(Task objective)
Here are records with pictures in them. Copy all of them exactly and leave the pictures out.

:: Excerpted data

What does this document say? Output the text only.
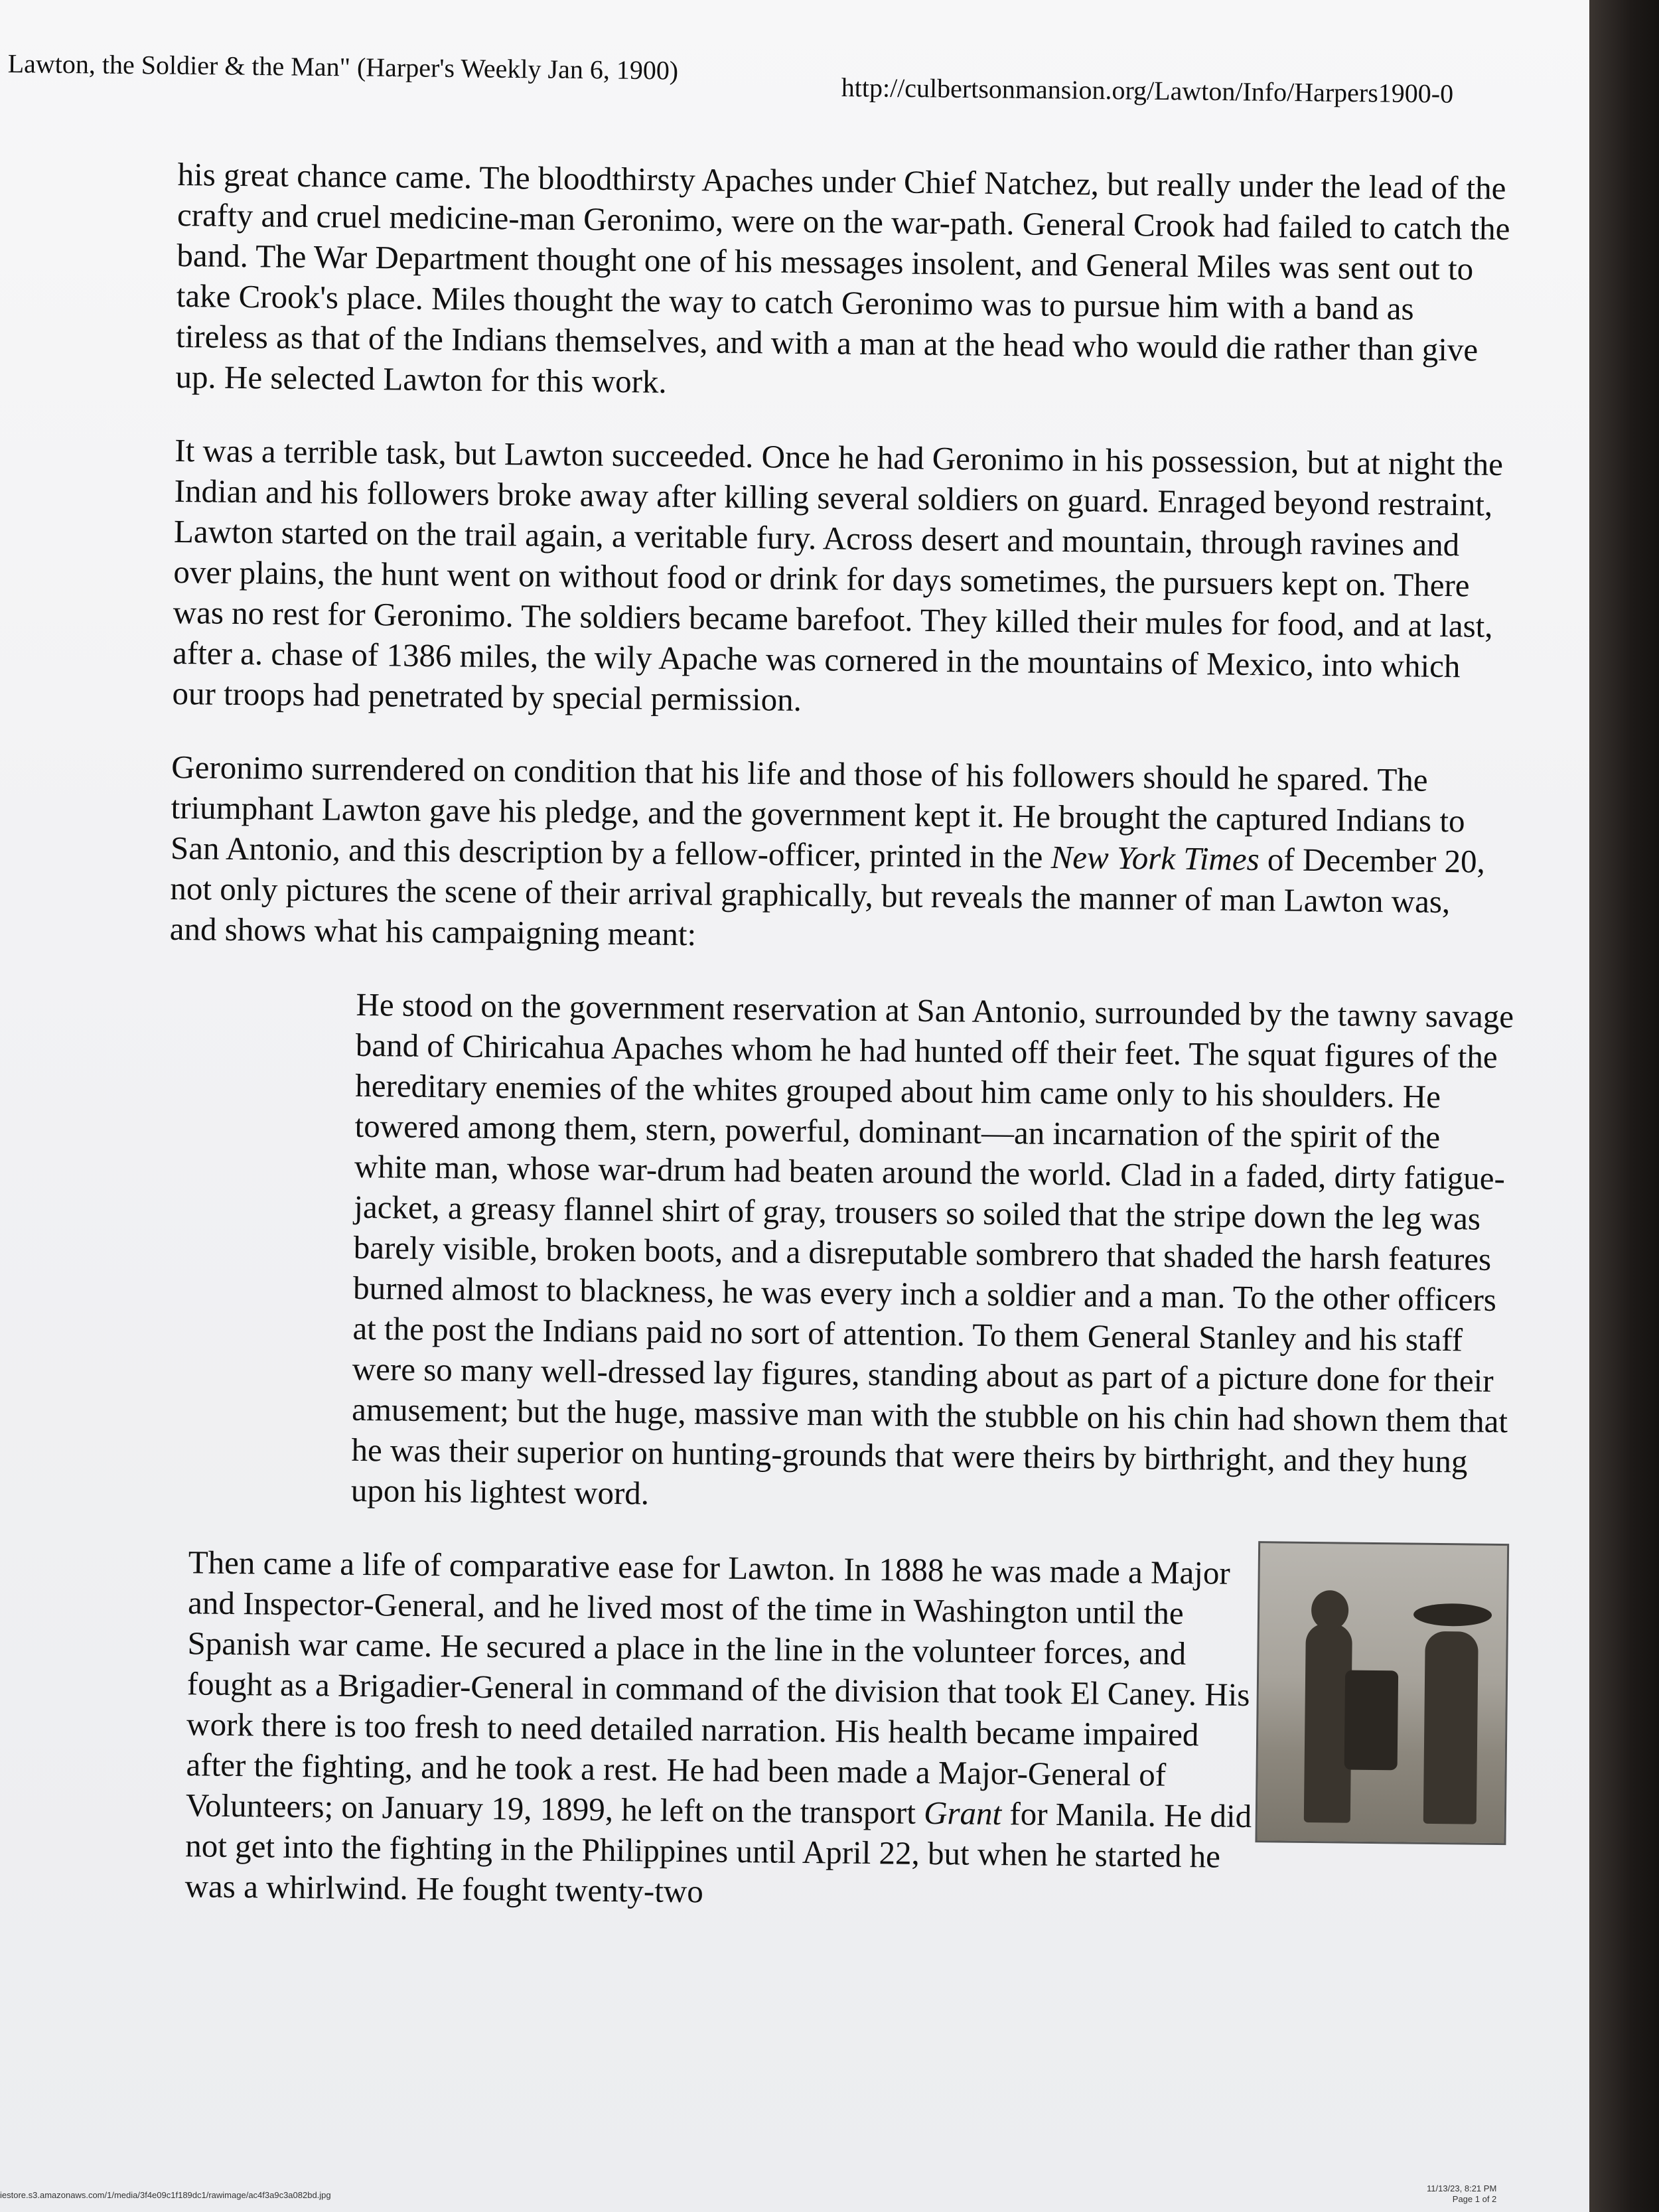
Lawton, the Soldier & the Man" (Harper's Weekly Jan 6, 1900)
http://culbertsonmansion.org/Lawton/Info/Harpers1900-0

his great chance came. The bloodthirsty Apaches under Chief Natchez, but really under the lead of the crafty and cruel medicine-man Geronimo, were on the war-path. General Crook had failed to catch the band. The War Department thought one of his messages insolent, and General Miles was sent out to take Crook's place. Miles thought the way to catch Geronimo was to pursue him with a band as tireless as that of the Indians themselves, and with a man at the head who would die rather than give up. He selected Lawton for this work.

It was a terrible task, but Lawton succeeded. Once he had Geronimo in his possession, but at night the Indian and his followers broke away after killing several soldiers on guard. Enraged beyond restraint, Lawton started on the trail again, a veritable fury. Across desert and mountain, through ravines and over plains, the hunt went on without food or drink for days sometimes, the pursuers kept on. There was no rest for Geronimo. The soldiers became barefoot. They killed their mules for food, and at last, after a. chase of 1386 miles, the wily Apache was cornered in the mountains of Mexico, into which our troops had penetrated by special permission.

Geronimo surrendered on condition that his life and those of his followers should he spared. The triumphant Lawton gave his pledge, and the government kept it. He brought the captured Indians to San Antonio, and this description by a fellow-officer, printed in the New York Times of December 20, not only pictures the scene of their arrival graphically, but reveals the manner of man Lawton was, and shows what his campaigning meant:

He stood on the government reservation at San Antonio, surrounded by the tawny savage band of Chiricahua Apaches whom he had hunted off their feet. The squat figures of the hereditary enemies of the whites grouped about him came only to his shoulders. He towered among them, stern, powerful, dominant—an incarnation of the spirit of the white man, whose war-drum had beaten around the world. Clad in a faded, dirty fatigue-jacket, a greasy flannel shirt of gray, trousers so soiled that the stripe down the leg was barely visible, broken boots, and a disreputable sombrero that shaded the harsh features burned almost to blackness, he was every inch a soldier and a man. To the other officers at the post the Indians paid no sort of attention. To them General Stanley and his staff were so many well-dressed lay figures, standing about as part of a picture done for their amusement; but the huge, massive man with the stubble on his chin had shown them that he was their superior on hunting-grounds that were theirs by birthright, and they hung upon his lightest word.

Then came a life of comparative ease for Lawton. In 1888 he was made a Major and Inspector-General, and he lived most of the time in Washington until the Spanish war came. He secured a place in the line in the volunteer forces, and fought as a Brigadier-General in command of the division that took El Caney. His work there is too fresh to need detailed narration. His health became impaired after the fighting, and he took a rest. He had been made a Major-General of Volunteers; on January 19, 1899, he left on the transport Grant for Manila. He did not get into the fighting in the Philippines until April 22, but when he started he was a whirlwind. He fought twenty-two

iestore.s3.amazonaws.com/1/media/3f4e09c1f189dc1/rawimage/ac4f3a9c3a082bd.jpg
11/13/23, 8:21 PM
Page 1 of 2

::::

(Solved problem)
What does this document say? Output the text only.
Lawton, the Soldier & the Man" (Harper's Weekly Jan 6, 1900)
http://culbertsonmansion.org/Lawton/Info/Harpers1900-0

his great chance came. The bloodthirsty Apaches under Chief Natchez, but really under the lead of the crafty and cruel medicine-man Geronimo, were on the war-path. General Crook had failed to catch the band. The War Department thought one of his messages insolent, and General Miles was sent out to take Crook's place. Miles thought the way to catch Geronimo was to pursue him with a band as tireless as that of the Indians themselves, and with a man at the head who would die rather than give up. He selected Lawton for this work.

It was a terrible task, but Lawton succeeded. Once he had Geronimo in his possession, but at night the Indian and his followers broke away after killing several soldiers on guard. Enraged beyond restraint, Lawton started on the trail again, a veritable fury. Across desert and mountain, through ravines and over plains, the hunt went on without food or drink for days sometimes, the pursuers kept on. There was no rest for Geronimo. The soldiers became barefoot. They killed their mules for food, and at last, after a. chase of 1386 miles, the wily Apache was cornered in the mountains of Mexico, into which our troops had penetrated by special permission.

Geronimo surrendered on condition that his life and those of his followers should he spared. The triumphant Lawton gave his pledge, and the government kept it. He brought the captured Indians to San Antonio, and this description by a fellow-officer, printed in the New York Times of December 20, not only pictures the scene of their arrival graphically, but reveals the manner of man Lawton was, and shows what his campaigning meant:

He stood on the government reservation at San Antonio, surrounded by the tawny savage band of Chiricahua Apaches whom he had hunted off their feet. The squat figures of the hereditary enemies of the whites grouped about him came only to his shoulders. He towered among them, stern, powerful, dominant—an incarnation of the spirit of the white man, whose war-drum had beaten around the world. Clad in a faded, dirty fatigue-jacket, a greasy flannel shirt of gray, trousers so soiled that the stripe down the leg was barely visible, broken boots, and a disreputable sombrero that shaded the harsh features burned almost to blackness, he was every inch a soldier and a man. To the other officers at the post the Indians paid no sort of attention. To them General Stanley and his staff were so many well-dressed lay figures, standing about as part of a picture done for their amusement; but the huge, massive man with the stubble on his chin had shown them that he was their superior on hunting-grounds that were theirs by birthright, and they hung upon his lightest word.

Then came a life of comparative ease for Lawton. In 1888 he was made a Major and Inspector-General, and he lived most of the time in Washington until the Spanish war came. He secured a place in the line in the volunteer forces, and fought as a Brigadier-General in command of the division that took El Caney. His work there is too fresh to need detailed narration. His health became impaired after the fighting, and he took a rest. He had been made a Major-General of Volunteers; on January 19, 1899, he left on the transport Grant for Manila. He did not get into the fighting in the Philippines until April 22, but when he started he was a whirlwind. He fought twenty-two

iestore.s3.amazonaws.com/1/media/3f4e09c1f189dc1/rawimage/ac4f3a9c3a082bd.jpg
11/13/23, 8:21 PM
Page 1 of 2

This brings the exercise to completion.